# START OF Provided text
The official reason was something like industrial espionage.
These planes had all kinds of tech in them that the Third Reich hadn't seen before.
So it became the duty of the University of Berlin to figure out what this technology was.
The unofficial reason was that Schreier wanted to scrounge for parts. Allied planes had relays and
vacuum tubes tucked inside them. Anything that survived could be extracted, reported on, and then
disappeared into various projects. Some of those relays would make their way
into the Z4.
Then there was good old looting. This story, again, comes from Volters. To quote,
"...In spite of our supply of components and small parts, earned honestly with our
intelligence and knowledge, we needed a massive piece of bronze with high copper content.
Something like this was nowhere to be found.
The ever daring idea generating Dr. Schreier
merely commented that in general,
the street car overhead cables were made of bronze
that was a good conductor.
The cables also had the right diameter.
This was meant only as a comment, not as an invitation to plunder.
However, this could not prevent Yane and myself on watch as air raid wardens from equipping
ourselves with wire, measuring instruments, and a metal saw as soon as the all clear sounded."
It's important to point out that looting in this period was a capital offense.
Volters could have been executed for this, but he managed to pull off the operation.
Some of that conductor, at least as implied by Volters, to have been used in the Z4.
So behold this full picture. Zeus and his team are working in bombed out basements and abandoned warehouses.
# END OF Provided text
* Problem statement
Extend the passage about scavenging parts for the Z4, picking up after its final sentence. The rows that come next have no part in this.
# START OF Provided data
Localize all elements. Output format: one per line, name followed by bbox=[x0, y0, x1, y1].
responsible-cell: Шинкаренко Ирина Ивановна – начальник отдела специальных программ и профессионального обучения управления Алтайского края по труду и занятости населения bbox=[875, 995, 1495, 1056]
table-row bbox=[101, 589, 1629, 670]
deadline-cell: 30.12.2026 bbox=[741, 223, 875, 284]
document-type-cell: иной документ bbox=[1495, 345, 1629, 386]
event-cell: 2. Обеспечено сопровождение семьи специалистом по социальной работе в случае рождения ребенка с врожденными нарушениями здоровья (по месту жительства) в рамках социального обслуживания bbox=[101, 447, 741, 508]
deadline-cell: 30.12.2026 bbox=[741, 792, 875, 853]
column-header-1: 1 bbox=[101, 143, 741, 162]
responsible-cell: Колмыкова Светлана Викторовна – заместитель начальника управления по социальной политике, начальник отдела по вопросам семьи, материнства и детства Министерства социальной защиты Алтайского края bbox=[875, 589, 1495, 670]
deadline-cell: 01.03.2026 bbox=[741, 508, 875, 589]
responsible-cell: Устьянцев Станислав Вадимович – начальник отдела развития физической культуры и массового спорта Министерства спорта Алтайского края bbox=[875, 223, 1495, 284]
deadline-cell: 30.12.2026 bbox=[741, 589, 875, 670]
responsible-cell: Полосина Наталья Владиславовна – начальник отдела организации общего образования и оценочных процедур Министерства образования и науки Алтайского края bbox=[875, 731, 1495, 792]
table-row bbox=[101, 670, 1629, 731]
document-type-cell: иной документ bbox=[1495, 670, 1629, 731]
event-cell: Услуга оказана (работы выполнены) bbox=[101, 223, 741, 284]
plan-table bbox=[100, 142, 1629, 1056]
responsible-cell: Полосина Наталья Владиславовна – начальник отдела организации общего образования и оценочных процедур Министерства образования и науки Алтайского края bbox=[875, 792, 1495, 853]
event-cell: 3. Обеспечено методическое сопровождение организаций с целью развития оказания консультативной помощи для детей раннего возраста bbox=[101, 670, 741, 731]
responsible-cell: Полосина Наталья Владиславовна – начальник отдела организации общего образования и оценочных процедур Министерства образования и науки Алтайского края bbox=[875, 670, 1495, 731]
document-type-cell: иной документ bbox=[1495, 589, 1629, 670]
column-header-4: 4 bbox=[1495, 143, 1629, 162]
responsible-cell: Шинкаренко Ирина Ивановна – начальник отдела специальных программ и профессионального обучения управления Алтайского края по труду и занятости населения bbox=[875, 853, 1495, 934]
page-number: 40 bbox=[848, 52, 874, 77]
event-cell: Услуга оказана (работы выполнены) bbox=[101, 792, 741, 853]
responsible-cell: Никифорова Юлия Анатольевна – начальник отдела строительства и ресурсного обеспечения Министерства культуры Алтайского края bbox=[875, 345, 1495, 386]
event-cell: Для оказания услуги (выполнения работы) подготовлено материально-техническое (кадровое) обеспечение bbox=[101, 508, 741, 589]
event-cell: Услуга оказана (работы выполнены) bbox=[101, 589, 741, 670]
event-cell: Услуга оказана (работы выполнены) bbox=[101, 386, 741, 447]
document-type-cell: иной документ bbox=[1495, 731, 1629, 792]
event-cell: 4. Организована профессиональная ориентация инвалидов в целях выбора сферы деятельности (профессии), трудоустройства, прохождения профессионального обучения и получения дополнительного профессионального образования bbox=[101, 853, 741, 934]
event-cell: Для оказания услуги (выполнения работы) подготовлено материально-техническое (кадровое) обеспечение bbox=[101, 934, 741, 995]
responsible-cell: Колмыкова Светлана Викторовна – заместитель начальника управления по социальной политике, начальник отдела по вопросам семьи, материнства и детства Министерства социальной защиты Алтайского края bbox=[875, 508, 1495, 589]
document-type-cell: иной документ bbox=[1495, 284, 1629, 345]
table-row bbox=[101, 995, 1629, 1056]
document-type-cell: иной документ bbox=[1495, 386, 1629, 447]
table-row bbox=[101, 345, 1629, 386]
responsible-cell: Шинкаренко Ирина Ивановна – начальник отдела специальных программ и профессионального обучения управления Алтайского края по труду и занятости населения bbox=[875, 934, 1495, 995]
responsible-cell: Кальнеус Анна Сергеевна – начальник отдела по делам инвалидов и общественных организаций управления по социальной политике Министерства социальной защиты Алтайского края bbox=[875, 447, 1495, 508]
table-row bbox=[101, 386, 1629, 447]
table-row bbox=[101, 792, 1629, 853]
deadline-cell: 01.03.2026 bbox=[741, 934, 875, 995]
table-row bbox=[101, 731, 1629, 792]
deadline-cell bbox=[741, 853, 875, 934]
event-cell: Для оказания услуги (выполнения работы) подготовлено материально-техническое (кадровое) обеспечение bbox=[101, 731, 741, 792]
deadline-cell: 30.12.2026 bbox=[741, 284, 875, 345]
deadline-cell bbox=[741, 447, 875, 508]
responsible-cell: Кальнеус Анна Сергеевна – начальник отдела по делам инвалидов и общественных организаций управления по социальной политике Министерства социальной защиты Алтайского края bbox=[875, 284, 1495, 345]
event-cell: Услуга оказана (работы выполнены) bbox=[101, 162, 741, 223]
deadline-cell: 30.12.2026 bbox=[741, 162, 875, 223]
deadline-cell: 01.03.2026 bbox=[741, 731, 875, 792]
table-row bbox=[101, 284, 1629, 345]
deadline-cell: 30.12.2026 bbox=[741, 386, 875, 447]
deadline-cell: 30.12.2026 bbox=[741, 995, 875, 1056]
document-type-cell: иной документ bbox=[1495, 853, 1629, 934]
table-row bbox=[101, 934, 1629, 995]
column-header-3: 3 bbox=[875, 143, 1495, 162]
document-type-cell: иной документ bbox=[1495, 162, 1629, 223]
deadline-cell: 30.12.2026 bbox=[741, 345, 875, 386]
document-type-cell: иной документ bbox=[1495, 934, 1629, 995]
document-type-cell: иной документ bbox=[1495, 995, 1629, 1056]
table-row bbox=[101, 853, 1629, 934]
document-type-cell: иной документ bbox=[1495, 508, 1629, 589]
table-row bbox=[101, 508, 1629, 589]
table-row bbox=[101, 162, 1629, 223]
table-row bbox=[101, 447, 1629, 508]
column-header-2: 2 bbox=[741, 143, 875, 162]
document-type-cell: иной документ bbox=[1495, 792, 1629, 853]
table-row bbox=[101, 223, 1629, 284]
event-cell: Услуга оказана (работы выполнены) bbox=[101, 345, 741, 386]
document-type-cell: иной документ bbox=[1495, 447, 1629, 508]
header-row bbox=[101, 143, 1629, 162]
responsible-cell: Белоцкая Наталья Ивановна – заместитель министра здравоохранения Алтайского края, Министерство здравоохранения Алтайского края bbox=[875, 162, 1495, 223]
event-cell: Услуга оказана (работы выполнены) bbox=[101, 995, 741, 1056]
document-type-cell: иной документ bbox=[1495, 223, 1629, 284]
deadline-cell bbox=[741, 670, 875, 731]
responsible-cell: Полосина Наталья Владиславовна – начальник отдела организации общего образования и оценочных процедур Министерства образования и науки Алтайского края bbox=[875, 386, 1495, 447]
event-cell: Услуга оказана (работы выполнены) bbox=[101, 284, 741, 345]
# END OF Provided data
# START OF Provided data
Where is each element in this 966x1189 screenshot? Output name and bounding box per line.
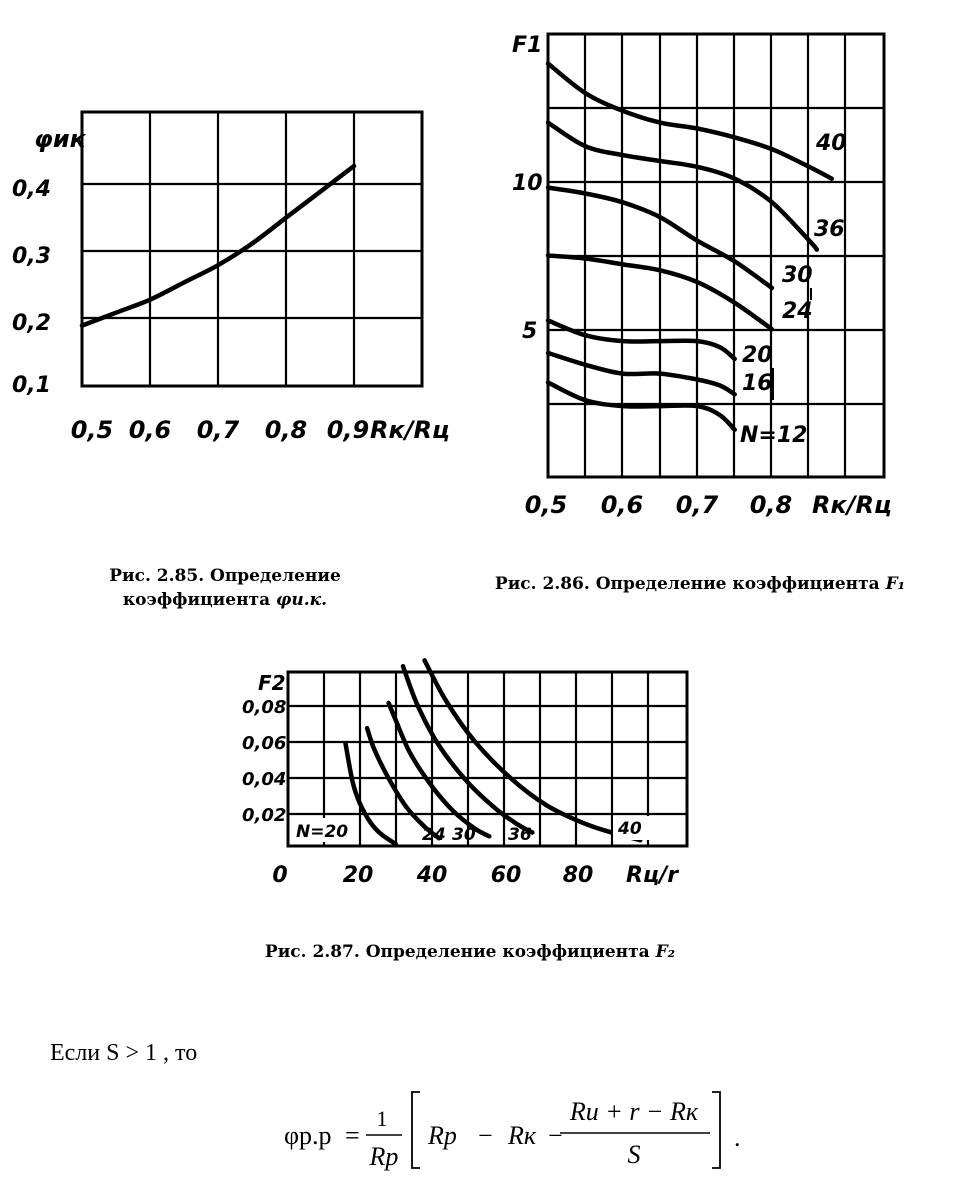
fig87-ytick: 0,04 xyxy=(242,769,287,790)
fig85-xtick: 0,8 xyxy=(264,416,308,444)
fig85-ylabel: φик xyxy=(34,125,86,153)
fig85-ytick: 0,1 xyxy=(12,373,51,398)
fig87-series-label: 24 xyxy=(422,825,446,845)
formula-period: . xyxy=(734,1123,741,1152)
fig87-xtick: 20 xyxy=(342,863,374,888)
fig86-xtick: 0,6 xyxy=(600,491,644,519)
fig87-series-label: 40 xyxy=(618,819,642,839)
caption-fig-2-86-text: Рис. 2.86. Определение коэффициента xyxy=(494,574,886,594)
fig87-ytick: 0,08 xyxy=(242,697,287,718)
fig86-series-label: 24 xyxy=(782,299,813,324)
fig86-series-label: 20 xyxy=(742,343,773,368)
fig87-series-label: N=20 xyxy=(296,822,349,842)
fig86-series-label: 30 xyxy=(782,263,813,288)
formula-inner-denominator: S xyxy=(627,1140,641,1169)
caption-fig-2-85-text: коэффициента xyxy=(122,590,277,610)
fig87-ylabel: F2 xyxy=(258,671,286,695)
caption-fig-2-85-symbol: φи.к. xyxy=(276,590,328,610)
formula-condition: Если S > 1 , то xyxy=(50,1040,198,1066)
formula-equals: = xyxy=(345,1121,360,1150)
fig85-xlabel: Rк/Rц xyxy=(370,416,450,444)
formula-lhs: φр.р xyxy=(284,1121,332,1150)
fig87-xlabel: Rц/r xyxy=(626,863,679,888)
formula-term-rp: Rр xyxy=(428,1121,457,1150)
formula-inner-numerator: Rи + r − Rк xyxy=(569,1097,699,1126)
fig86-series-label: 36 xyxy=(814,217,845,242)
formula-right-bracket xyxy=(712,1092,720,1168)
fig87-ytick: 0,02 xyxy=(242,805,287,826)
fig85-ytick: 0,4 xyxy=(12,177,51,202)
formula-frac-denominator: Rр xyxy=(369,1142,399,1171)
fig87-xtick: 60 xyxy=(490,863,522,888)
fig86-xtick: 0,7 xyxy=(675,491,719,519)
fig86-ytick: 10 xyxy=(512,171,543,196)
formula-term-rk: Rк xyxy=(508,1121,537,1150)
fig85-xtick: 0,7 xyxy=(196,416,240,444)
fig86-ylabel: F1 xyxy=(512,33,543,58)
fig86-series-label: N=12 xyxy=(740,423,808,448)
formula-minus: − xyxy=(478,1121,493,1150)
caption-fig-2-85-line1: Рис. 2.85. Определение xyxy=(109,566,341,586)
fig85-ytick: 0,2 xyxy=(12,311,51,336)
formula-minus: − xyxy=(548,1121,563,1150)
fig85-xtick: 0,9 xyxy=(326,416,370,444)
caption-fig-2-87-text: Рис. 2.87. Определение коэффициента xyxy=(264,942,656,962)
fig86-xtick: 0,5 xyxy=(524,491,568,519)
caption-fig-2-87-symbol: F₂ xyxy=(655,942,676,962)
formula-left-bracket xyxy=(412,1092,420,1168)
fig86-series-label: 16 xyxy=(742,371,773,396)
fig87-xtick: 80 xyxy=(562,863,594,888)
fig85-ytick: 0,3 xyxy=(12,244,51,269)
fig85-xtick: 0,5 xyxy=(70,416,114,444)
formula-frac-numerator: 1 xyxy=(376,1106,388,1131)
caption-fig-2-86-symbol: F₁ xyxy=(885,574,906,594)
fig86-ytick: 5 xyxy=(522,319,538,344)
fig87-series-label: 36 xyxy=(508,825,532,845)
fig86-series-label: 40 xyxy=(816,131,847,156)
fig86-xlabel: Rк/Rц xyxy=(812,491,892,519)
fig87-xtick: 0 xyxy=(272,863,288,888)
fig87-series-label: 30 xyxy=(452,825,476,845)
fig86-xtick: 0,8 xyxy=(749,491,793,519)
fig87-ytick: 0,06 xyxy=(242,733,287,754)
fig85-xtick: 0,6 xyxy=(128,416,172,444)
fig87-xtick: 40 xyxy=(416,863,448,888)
# END OF Provided data
# START OF Provided data
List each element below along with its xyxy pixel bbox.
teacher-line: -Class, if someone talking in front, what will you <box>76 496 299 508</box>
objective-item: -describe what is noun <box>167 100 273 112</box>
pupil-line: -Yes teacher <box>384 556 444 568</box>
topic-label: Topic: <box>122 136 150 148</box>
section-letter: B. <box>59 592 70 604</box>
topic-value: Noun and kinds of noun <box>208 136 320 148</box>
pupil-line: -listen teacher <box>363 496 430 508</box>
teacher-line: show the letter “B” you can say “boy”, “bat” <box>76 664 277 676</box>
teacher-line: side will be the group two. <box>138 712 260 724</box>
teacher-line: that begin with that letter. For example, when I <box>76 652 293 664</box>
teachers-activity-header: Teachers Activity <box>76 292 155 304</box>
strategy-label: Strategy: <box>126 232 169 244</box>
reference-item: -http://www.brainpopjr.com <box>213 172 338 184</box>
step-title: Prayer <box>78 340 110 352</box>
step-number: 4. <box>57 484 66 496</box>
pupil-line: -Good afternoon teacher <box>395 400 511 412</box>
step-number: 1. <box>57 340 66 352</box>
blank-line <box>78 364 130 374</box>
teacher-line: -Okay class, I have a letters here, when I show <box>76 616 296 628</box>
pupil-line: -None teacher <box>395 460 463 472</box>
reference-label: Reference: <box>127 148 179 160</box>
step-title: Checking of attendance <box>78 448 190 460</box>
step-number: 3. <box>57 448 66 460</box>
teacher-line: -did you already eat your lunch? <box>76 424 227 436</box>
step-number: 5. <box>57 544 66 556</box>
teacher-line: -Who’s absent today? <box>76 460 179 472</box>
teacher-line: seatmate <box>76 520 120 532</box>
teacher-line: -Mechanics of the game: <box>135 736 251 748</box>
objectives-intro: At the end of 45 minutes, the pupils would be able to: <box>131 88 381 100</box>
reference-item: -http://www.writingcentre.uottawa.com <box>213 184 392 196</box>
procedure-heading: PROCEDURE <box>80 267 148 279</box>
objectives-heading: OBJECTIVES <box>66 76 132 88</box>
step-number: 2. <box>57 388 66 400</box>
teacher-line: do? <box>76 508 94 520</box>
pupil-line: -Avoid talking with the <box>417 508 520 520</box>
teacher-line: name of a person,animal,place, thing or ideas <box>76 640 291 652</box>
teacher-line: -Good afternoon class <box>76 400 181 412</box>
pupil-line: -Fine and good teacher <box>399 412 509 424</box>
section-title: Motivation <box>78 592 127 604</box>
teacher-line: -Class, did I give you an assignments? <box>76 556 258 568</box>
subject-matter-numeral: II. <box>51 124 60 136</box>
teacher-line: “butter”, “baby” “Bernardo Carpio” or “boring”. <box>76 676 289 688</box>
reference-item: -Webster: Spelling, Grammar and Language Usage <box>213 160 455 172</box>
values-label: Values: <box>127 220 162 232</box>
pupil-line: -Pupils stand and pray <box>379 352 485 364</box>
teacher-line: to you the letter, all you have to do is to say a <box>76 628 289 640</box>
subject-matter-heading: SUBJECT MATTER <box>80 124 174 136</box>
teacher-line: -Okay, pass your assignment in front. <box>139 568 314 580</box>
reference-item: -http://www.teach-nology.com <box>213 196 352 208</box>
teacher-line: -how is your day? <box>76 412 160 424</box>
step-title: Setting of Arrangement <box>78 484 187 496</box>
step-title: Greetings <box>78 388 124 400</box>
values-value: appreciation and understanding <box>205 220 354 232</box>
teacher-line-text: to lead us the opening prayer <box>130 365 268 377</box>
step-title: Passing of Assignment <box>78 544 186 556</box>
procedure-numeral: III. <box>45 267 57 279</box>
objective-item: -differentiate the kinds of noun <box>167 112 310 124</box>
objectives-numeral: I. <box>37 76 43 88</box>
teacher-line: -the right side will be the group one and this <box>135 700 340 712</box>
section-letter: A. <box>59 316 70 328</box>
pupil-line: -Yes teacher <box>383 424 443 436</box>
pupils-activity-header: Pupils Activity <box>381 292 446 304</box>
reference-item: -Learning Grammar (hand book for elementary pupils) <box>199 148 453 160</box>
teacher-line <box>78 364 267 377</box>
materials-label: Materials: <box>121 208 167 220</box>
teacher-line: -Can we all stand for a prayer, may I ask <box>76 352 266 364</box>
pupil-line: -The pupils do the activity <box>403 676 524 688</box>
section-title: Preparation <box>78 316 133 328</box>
# END OF Provided data
* Answer
They're putting together a computer with components from crashed allied planes, gently
loved telephone relays, and looted wires.
Zeus tells of missing bomb raid sirens and still being working at the Z4 as bombs were falling
and shattering windows around him.
And out of this, still emerged a working machine.
That on its own is a testament to Zeus and his crew.
What exactly was built in those Berlin basements and those bombed out warehouses?
We already discussed the memory module briefly.
It was fully mechanical. It could store 64 words of data, each 32 bits wide. We're still at this
point where memory space is so limited that stored programs aren't possible. Zeus would write about
the possibility of doing that, but it was just never a reality. As such, this is another tape-based machine.
The Z4 used the same tried-and-true punched celluloid tapes that all of Zeus's early machines read and wrote.
There was a reader for programs, one for input data, and a punch for output data. As far as instructions go, the Z4 had a
truly staggering instruction set.
As far as instructions go, the Z4 had a truly staggering instruction set. You may recall from last episode that the Z3 had a mere handful of instructions.
This new computer kept the same general design as the Z3.
It has this two-element stack that basically works like a calculator, with operations that
work off that stack.
You get load and store instructions
for moving data between memory and the stack.
But the math repertoire is much expanded.
The Z4 could perform 21 different math operations.
For an early machine, that is wild.
One of the reasons Zeus was able to fit
in so many instructions was that the Z4 was microprogrammed.
The Z3 also used microinstructions, but I chose to gloss over that a little bit.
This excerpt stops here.